Dataset listings of figures
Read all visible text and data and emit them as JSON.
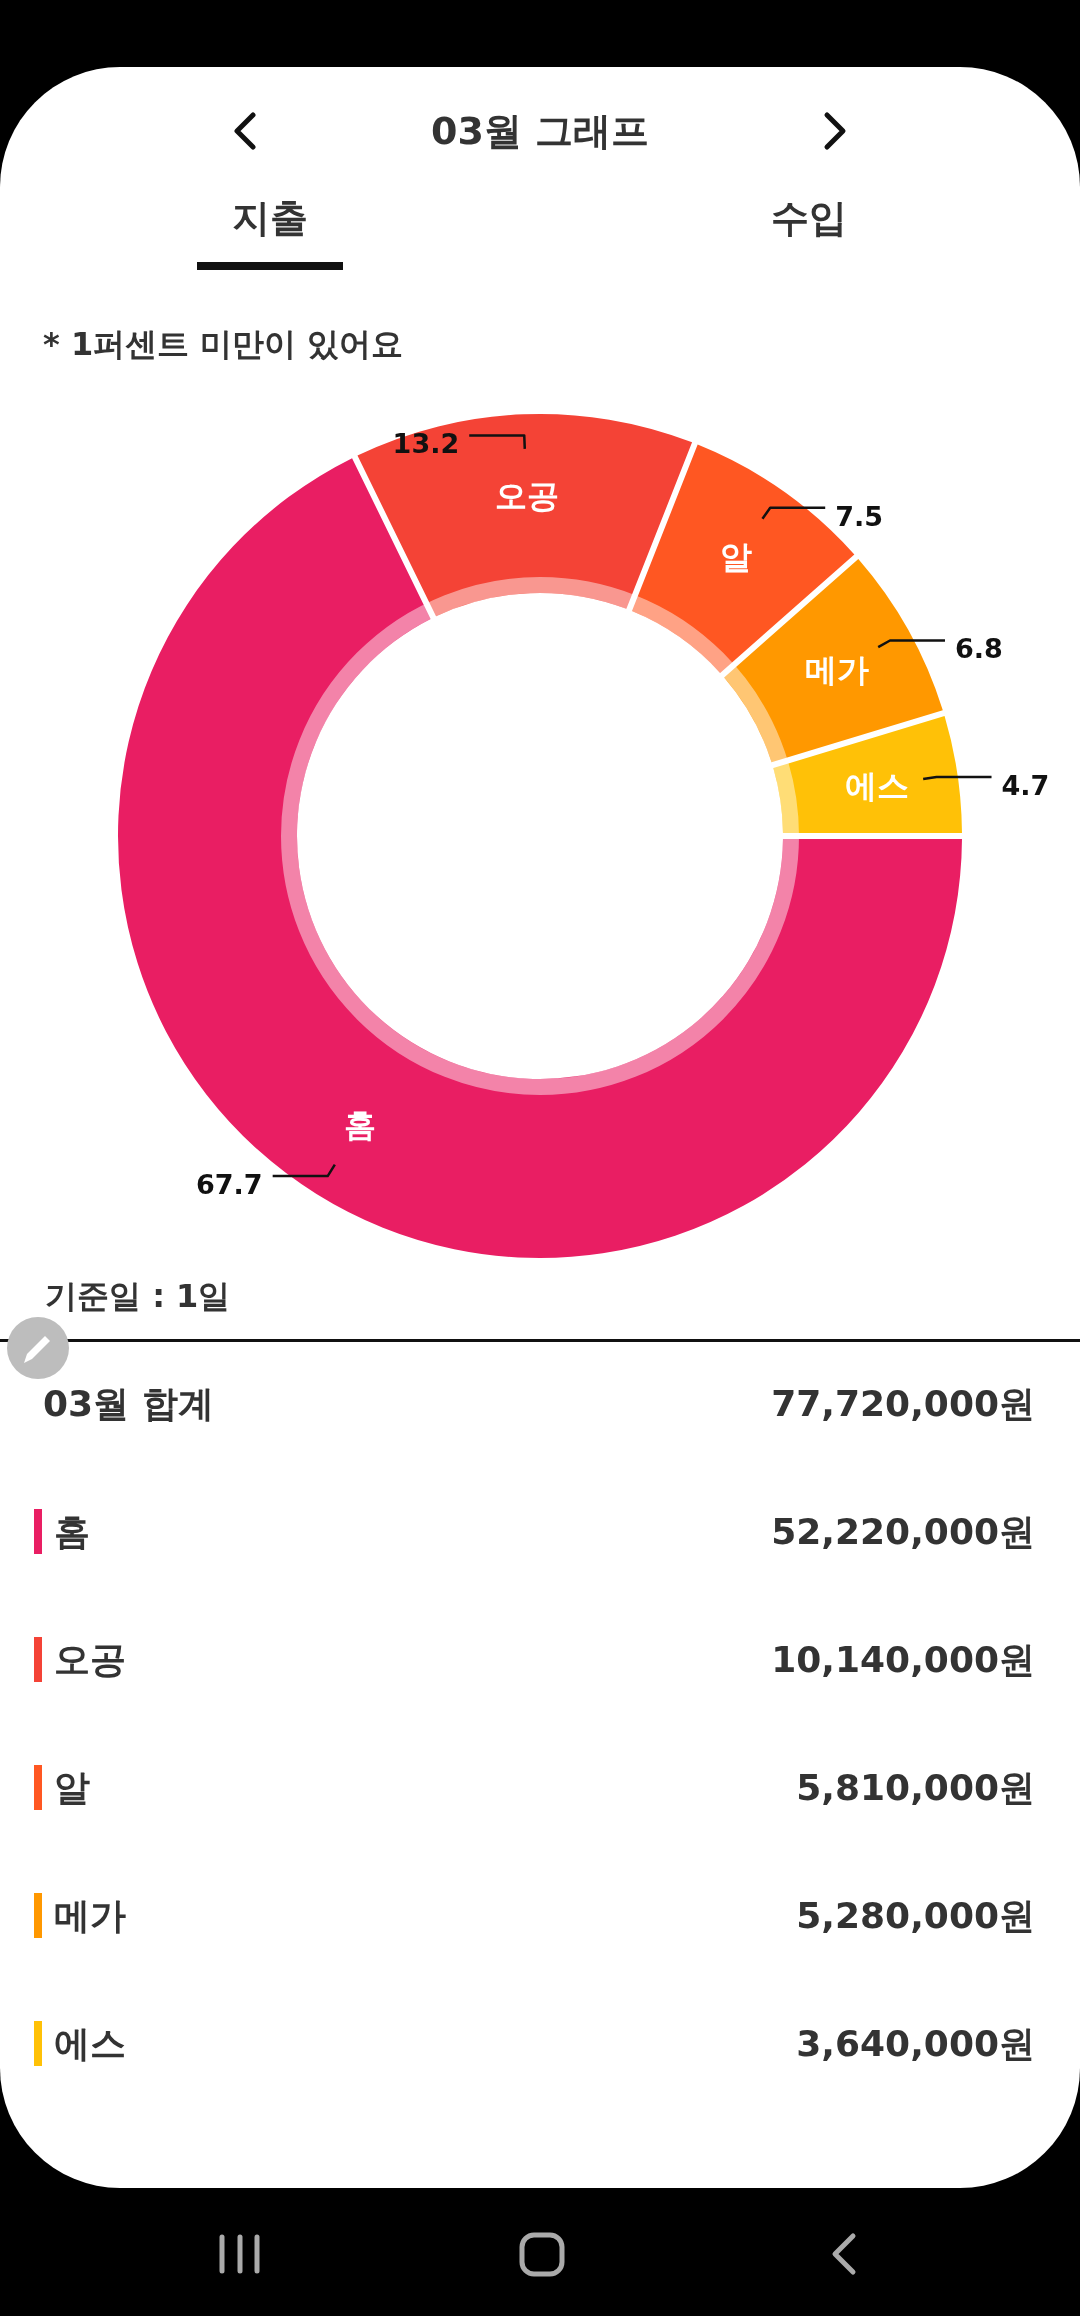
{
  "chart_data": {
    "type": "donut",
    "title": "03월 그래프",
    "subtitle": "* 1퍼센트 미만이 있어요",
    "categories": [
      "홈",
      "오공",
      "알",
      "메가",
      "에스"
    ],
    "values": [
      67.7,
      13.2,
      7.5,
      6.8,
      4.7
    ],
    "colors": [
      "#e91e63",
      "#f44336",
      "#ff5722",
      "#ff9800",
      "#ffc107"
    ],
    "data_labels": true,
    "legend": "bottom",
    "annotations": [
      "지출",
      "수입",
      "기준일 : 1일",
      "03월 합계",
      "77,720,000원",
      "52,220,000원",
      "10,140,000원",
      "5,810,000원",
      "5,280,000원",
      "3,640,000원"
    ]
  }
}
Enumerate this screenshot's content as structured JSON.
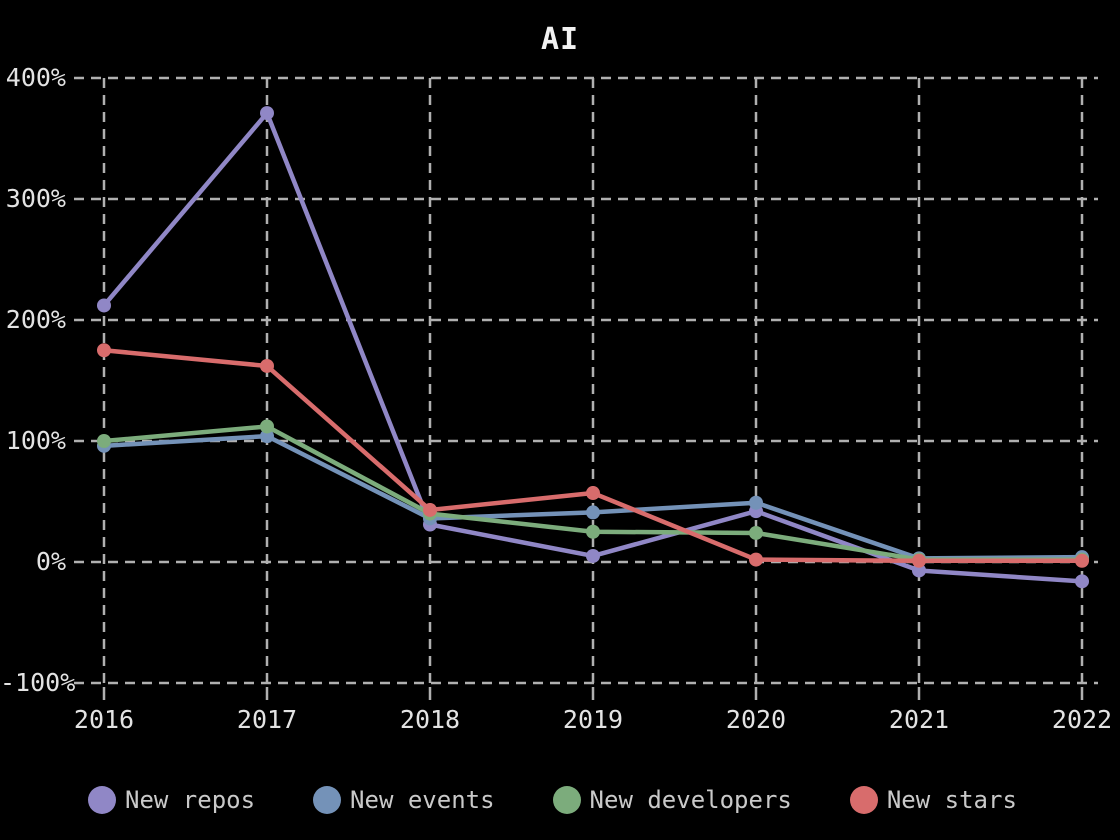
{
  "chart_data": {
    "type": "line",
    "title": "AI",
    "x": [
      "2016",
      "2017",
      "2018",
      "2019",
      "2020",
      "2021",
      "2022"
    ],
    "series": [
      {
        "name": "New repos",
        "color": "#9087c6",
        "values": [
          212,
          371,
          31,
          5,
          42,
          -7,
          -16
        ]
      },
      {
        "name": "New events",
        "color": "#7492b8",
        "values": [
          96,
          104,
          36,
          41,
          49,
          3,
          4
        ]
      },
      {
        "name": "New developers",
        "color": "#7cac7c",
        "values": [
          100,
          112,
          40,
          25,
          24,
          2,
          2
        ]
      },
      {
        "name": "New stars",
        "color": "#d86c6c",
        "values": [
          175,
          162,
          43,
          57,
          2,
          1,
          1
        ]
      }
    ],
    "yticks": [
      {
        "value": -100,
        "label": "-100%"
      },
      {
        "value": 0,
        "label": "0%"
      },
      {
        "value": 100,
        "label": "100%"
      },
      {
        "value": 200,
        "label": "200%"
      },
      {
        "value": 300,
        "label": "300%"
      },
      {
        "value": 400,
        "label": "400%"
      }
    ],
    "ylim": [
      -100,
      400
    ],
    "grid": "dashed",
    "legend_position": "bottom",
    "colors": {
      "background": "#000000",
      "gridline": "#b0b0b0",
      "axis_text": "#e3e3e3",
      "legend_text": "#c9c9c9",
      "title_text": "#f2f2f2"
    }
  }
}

- _Directions_:
Transcribe all the records above word for word, without their images.

- _Solved exercise_:
Read all visible text and data and emit them as JSON.
{
  "chart_data": {
    "type": "donut",
    "title": "03월 그래프",
    "subtitle": "* 1퍼센트 미만이 있어요",
    "categories": [
      "홈",
      "오공",
      "알",
      "메가",
      "에스"
    ],
    "values": [
      67.7,
      13.2,
      7.5,
      6.8,
      4.7
    ],
    "colors": [
      "#e91e63",
      "#f44336",
      "#ff5722",
      "#ff9800",
      "#ffc107"
    ],
    "data_labels": true,
    "legend": "bottom",
    "annotations": [
      "지출",
      "수입",
      "기준일 : 1일",
      "03월 합계",
      "77,720,000원",
      "52,220,000원",
      "10,140,000원",
      "5,810,000원",
      "5,280,000원",
      "3,640,000원"
    ]
  }
}
Enumerate this screenshot's content as structured JSON.
{
  "chart_data": {
    "type": "line",
    "title": "AI",
    "x": [
      "2016",
      "2017",
      "2018",
      "2019",
      "2020",
      "2021",
      "2022"
    ],
    "series": [
      {
        "name": "New repos",
        "color": "#9087c6",
        "values": [
          212,
          371,
          31,
          5,
          42,
          -7,
          -16
        ]
      },
      {
        "name": "New events",
        "color": "#7492b8",
        "values": [
          96,
          104,
          36,
          41,
          49,
          3,
          4
        ]
      },
      {
        "name": "New developers",
        "color": "#7cac7c",
        "values": [
          100,
          112,
          40,
          25,
          24,
          2,
          2
        ]
      },
      {
        "name": "New stars",
        "color": "#d86c6c",
        "values": [
          175,
          162,
          43,
          57,
          2,
          1,
          1
        ]
      }
    ],
    "yticks": [
      {
        "value": -100,
        "label": "-100%"
      },
      {
        "value": 0,
        "label": "0%"
      },
      {
        "value": 100,
        "label": "100%"
      },
      {
        "value": 200,
        "label": "200%"
      },
      {
        "value": 300,
        "label": "300%"
      },
      {
        "value": 400,
        "label": "400%"
      }
    ],
    "ylim": [
      -100,
      400
    ],
    "grid": "dashed",
    "legend_position": "bottom",
    "colors": {
      "background": "#000000",
      "gridline": "#b0b0b0",
      "axis_text": "#e3e3e3",
      "legend_text": "#c9c9c9",
      "title_text": "#f2f2f2"
    }
  }
}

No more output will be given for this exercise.